──────── PROVIDED ENTRIES ────────

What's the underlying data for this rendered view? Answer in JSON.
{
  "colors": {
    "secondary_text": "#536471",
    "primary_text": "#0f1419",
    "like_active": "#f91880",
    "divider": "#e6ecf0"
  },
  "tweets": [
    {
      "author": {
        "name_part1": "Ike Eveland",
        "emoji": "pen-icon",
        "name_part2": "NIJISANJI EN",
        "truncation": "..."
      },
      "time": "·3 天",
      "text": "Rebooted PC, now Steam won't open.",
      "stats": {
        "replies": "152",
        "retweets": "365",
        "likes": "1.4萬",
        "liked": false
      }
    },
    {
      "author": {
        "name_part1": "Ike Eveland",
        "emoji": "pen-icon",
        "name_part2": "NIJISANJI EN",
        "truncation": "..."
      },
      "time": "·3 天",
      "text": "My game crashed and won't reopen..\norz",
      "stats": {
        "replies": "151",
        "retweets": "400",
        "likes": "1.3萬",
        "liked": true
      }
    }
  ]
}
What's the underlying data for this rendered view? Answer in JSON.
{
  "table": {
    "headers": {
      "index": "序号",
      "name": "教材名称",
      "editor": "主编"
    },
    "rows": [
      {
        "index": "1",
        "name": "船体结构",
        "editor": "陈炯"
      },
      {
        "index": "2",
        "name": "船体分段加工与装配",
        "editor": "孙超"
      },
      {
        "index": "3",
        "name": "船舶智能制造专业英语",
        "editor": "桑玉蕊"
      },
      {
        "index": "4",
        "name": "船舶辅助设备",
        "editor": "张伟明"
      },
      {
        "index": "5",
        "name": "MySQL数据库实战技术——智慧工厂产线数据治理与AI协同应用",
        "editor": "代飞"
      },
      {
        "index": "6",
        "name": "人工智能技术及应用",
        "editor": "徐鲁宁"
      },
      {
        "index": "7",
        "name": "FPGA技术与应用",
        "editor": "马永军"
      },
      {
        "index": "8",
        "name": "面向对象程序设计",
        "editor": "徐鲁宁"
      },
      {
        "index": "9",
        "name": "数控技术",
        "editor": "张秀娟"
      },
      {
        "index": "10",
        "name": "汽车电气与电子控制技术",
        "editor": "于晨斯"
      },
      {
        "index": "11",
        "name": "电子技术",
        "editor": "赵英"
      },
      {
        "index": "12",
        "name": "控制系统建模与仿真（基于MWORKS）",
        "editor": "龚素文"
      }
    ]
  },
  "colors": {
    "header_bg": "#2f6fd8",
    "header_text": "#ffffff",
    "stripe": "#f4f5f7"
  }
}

────────

### TASK REQUIREMENTS
Reproduce the entries above in full by retyping them exactly.

### FINAL RESULT
What's the underlying data for this rendered view? Answer in JSON.
{
  "colors": {
    "secondary_text": "#536471",
    "primary_text": "#0f1419",
    "like_active": "#f91880",
    "divider": "#e6ecf0"
  },
  "tweets": [
    {
      "author": {
        "name_part1": "Ike Eveland",
        "emoji": "pen-icon",
        "name_part2": "NIJISANJI EN",
        "truncation": "..."
      },
      "time": "·3 天",
      "text": "Rebooted PC, now Steam won't open.",
      "stats": {
        "replies": "152",
        "retweets": "365",
        "likes": "1.4萬",
        "liked": false
      }
    },
    {
      "author": {
        "name_part1": "Ike Eveland",
        "emoji": "pen-icon",
        "name_part2": "NIJISANJI EN",
        "truncation": "..."
      },
      "time": "·3 天",
      "text": "My game crashed and won't reopen..\norz",
      "stats": {
        "replies": "151",
        "retweets": "400",
        "likes": "1.3萬",
        "liked": true
      }
    }
  ]
}
What's the underlying data for this rendered view? Answer in JSON.
{
  "table": {
    "headers": {
      "index": "序号",
      "name": "教材名称",
      "editor": "主编"
    },
    "rows": [
      {
        "index": "1",
        "name": "船体结构",
        "editor": "陈炯"
      },
      {
        "index": "2",
        "name": "船体分段加工与装配",
        "editor": "孙超"
      },
      {
        "index": "3",
        "name": "船舶智能制造专业英语",
        "editor": "桑玉蕊"
      },
      {
        "index": "4",
        "name": "船舶辅助设备",
        "editor": "张伟明"
      },
      {
        "index": "5",
        "name": "MySQL数据库实战技术——智慧工厂产线数据治理与AI协同应用",
        "editor": "代飞"
      },
      {
        "index": "6",
        "name": "人工智能技术及应用",
        "editor": "徐鲁宁"
      },
      {
        "index": "7",
        "name": "FPGA技术与应用",
        "editor": "马永军"
      },
      {
        "index": "8",
        "name": "面向对象程序设计",
        "editor": "徐鲁宁"
      },
      {
        "index": "9",
        "name": "数控技术",
        "editor": "张秀娟"
      },
      {
        "index": "10",
        "name": "汽车电气与电子控制技术",
        "editor": "于晨斯"
      },
      {
        "index": "11",
        "name": "电子技术",
        "editor": "赵英"
      },
      {
        "index": "12",
        "name": "控制系统建模与仿真（基于MWORKS）",
        "editor": "龚素文"
      }
    ]
  },
  "colors": {
    "header_bg": "#2f6fd8",
    "header_text": "#ffffff",
    "stripe": "#f4f5f7"
  }
}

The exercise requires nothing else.